▸ **WHAT IS EXPECTED**: Pick out the lines below with "biến" and list them.

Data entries
--- Start ---
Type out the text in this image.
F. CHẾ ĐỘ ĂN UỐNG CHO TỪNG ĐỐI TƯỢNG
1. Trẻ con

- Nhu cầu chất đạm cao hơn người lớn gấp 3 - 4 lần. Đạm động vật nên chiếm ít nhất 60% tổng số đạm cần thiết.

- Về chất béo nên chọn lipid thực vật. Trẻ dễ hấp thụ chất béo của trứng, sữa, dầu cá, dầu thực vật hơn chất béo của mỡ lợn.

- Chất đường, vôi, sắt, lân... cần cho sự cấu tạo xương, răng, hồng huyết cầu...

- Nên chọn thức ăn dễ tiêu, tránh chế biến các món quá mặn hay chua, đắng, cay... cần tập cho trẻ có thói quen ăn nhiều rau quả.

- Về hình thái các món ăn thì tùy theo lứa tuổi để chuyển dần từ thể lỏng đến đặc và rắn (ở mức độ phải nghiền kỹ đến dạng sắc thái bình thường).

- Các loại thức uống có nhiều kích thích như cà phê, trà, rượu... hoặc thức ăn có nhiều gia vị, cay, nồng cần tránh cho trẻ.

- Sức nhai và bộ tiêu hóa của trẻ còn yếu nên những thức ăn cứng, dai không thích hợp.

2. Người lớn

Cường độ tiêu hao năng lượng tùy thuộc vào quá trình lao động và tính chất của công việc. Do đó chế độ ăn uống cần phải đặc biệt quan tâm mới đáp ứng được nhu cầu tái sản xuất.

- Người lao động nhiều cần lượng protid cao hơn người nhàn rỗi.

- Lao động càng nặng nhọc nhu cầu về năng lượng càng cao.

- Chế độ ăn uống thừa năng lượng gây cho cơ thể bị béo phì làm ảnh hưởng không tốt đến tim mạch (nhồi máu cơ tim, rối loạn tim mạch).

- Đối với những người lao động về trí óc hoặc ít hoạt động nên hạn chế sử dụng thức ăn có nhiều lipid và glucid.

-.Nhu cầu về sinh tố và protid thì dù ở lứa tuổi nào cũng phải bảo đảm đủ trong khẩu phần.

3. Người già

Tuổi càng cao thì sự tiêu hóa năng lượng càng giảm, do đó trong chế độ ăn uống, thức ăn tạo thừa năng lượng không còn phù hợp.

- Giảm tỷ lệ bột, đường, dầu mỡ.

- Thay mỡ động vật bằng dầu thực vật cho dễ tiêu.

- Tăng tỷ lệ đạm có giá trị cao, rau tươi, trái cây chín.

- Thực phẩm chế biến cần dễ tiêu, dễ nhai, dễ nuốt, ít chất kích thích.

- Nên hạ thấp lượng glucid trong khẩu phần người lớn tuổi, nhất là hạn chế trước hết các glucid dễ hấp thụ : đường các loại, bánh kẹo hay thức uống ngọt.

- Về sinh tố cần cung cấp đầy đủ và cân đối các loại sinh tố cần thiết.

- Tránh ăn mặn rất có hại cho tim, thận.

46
--- End ---
--- Start ---
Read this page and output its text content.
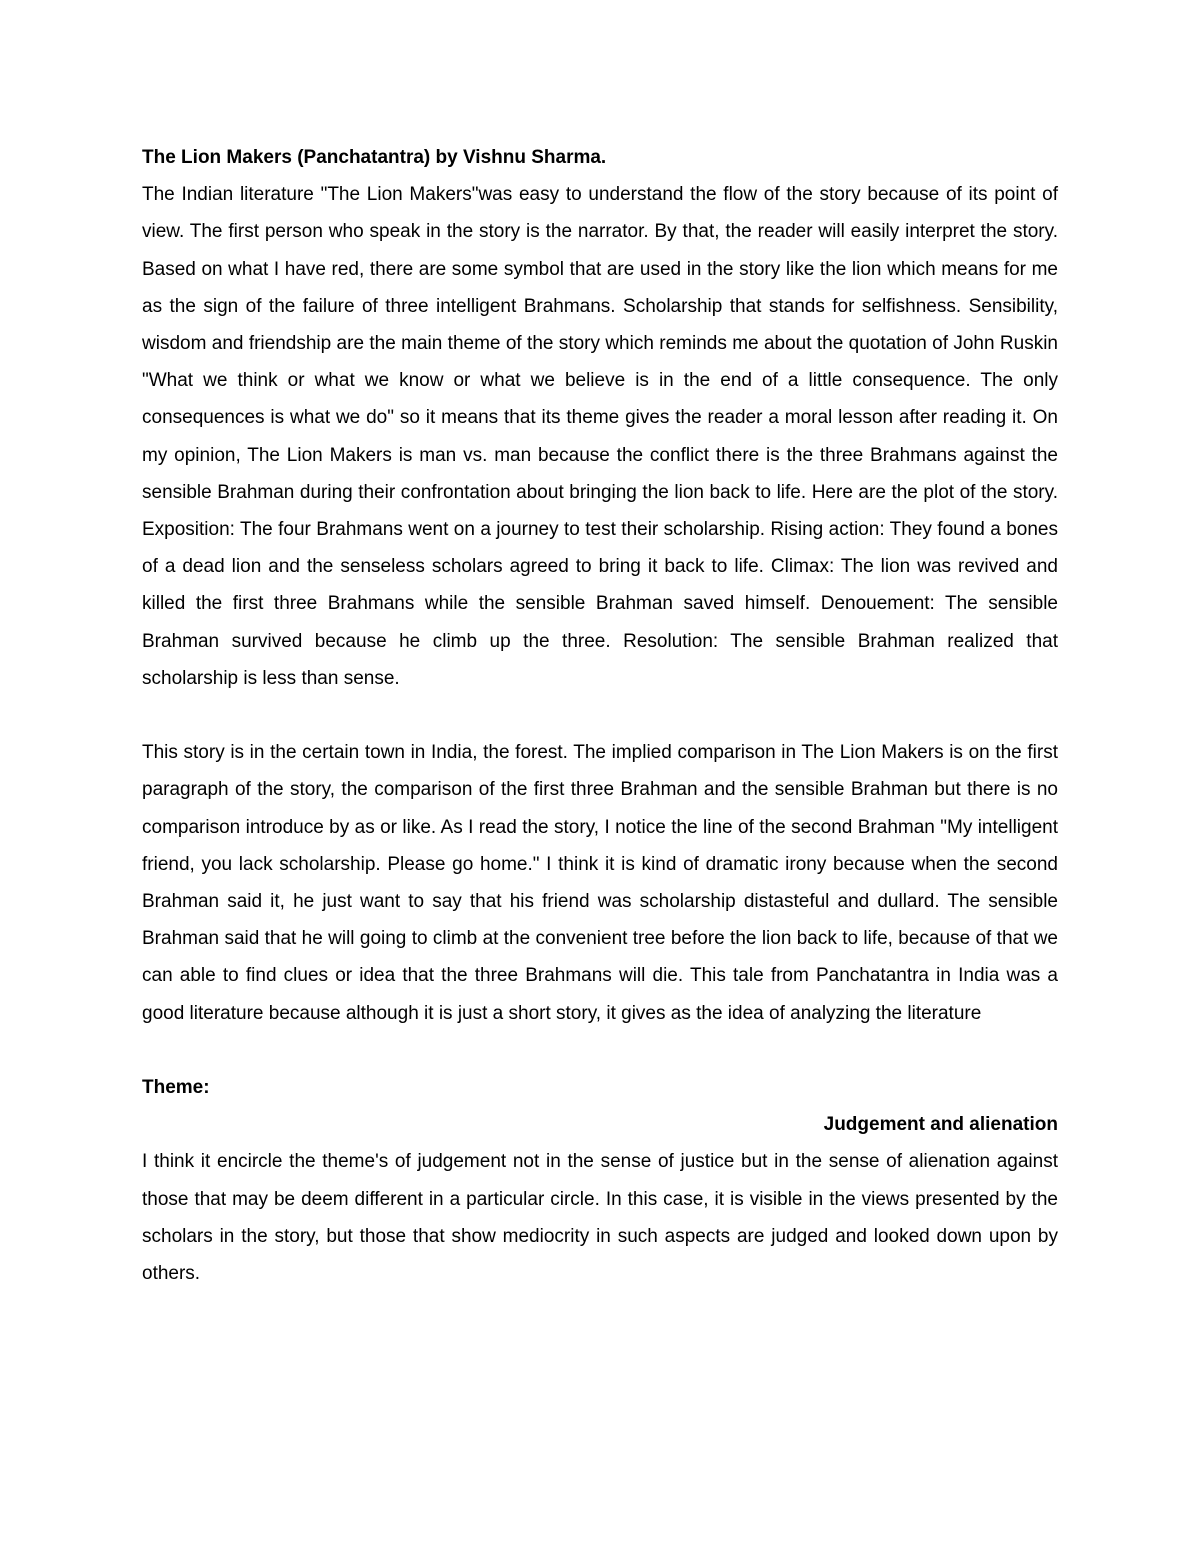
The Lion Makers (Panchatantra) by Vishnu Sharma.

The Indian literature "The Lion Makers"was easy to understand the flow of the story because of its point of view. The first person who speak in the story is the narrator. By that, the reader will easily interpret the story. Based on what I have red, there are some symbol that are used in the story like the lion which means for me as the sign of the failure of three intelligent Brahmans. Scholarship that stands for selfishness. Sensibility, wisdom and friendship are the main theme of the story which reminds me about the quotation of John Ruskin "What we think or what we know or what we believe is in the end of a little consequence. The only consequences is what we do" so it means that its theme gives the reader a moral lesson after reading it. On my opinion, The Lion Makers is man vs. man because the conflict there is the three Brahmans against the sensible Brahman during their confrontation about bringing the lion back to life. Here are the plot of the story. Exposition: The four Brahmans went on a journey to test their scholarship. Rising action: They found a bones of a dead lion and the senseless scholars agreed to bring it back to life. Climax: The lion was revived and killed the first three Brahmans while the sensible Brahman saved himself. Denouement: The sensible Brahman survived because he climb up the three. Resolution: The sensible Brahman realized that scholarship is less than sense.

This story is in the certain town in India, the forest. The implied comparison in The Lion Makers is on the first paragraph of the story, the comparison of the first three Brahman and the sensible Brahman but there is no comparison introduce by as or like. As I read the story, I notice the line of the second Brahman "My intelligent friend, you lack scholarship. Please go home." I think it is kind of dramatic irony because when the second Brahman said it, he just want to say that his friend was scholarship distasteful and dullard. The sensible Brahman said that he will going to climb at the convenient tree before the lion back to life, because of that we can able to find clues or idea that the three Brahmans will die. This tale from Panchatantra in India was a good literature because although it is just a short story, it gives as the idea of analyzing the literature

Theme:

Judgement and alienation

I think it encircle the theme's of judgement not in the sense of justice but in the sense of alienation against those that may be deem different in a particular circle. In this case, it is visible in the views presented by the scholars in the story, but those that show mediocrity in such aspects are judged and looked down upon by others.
--- End ---
--- Start ---
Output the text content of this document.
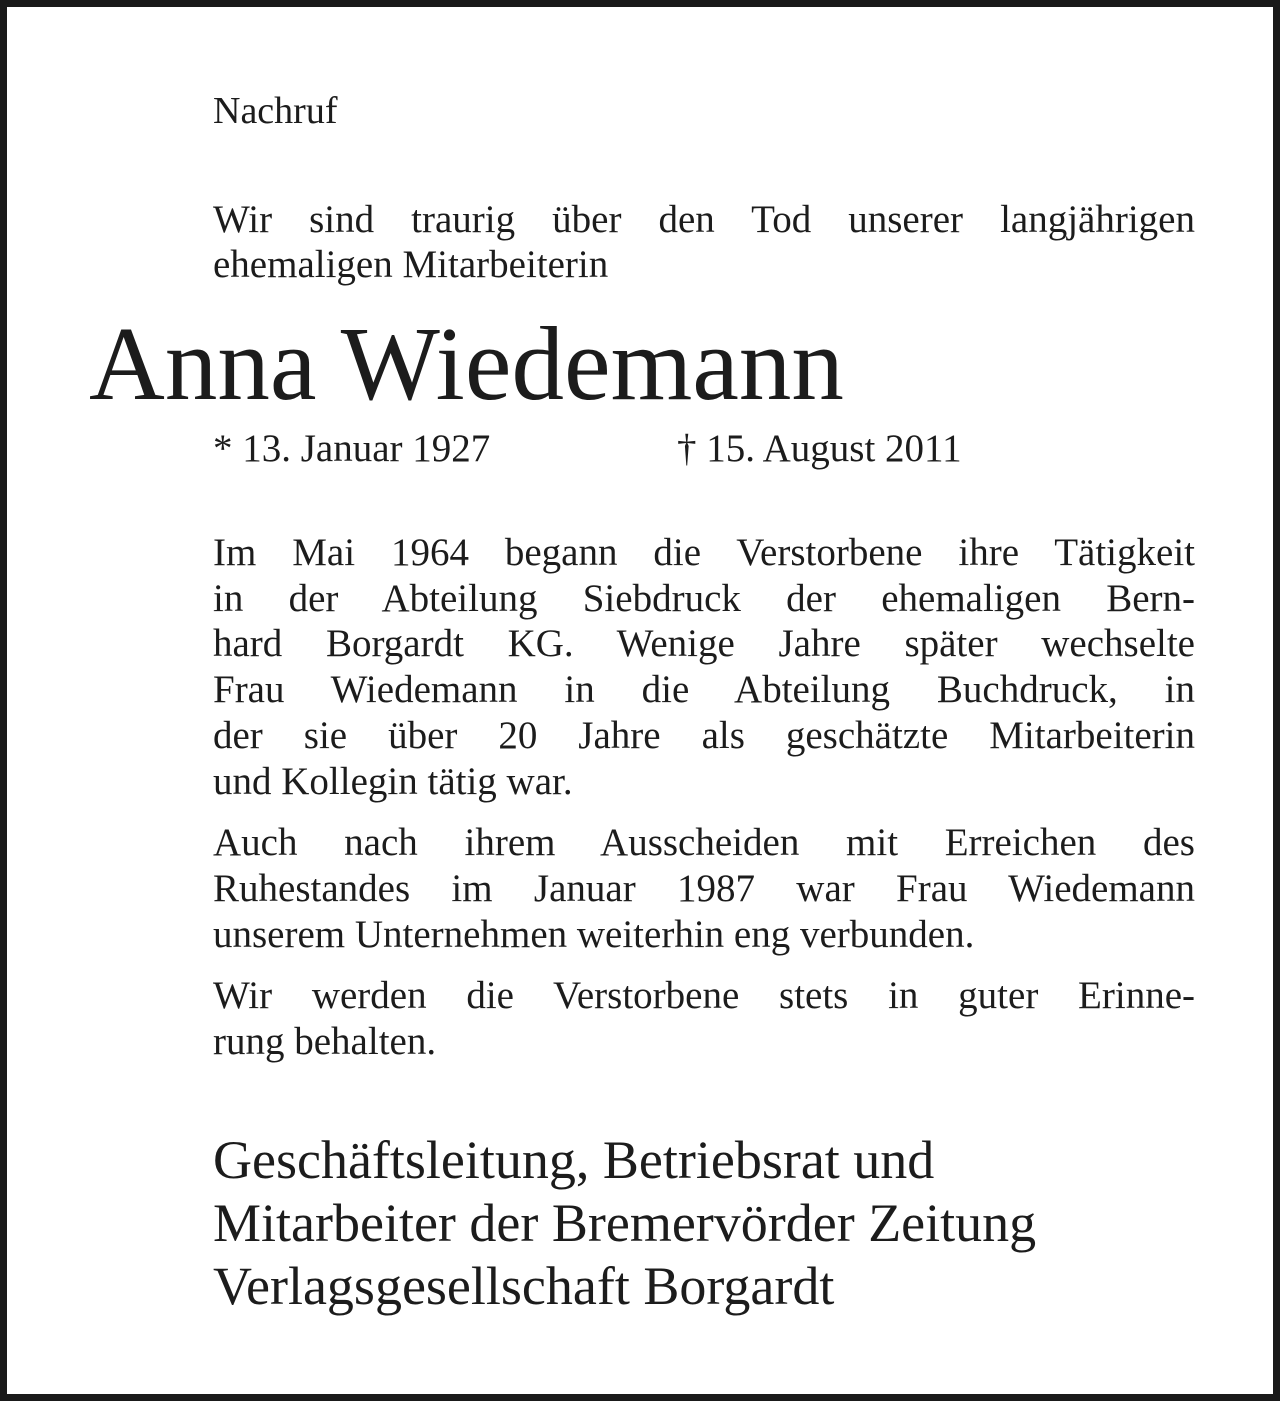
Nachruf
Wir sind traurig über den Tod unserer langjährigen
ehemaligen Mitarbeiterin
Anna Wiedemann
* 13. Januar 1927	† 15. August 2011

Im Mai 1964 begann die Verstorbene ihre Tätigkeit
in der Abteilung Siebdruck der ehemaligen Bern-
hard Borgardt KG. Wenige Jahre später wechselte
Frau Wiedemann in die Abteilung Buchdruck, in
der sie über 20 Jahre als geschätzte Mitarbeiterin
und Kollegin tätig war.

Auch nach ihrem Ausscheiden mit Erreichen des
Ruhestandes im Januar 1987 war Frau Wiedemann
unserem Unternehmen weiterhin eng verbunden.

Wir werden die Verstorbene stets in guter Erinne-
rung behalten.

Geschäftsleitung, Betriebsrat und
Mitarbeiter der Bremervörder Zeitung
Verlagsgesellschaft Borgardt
--- End ---
▸ **EXERCISE RESULT**:
- Nên chọn thức ăn dễ tiêu, tránh chế biến các món quá mặn hay chua, đắng, cay... cần tập cho trẻ có thói quen ăn nhiều rau quả.
- Thực phẩm chế biến cần dễ tiêu, dễ nhai, dễ nuốt, ít chất kích thích.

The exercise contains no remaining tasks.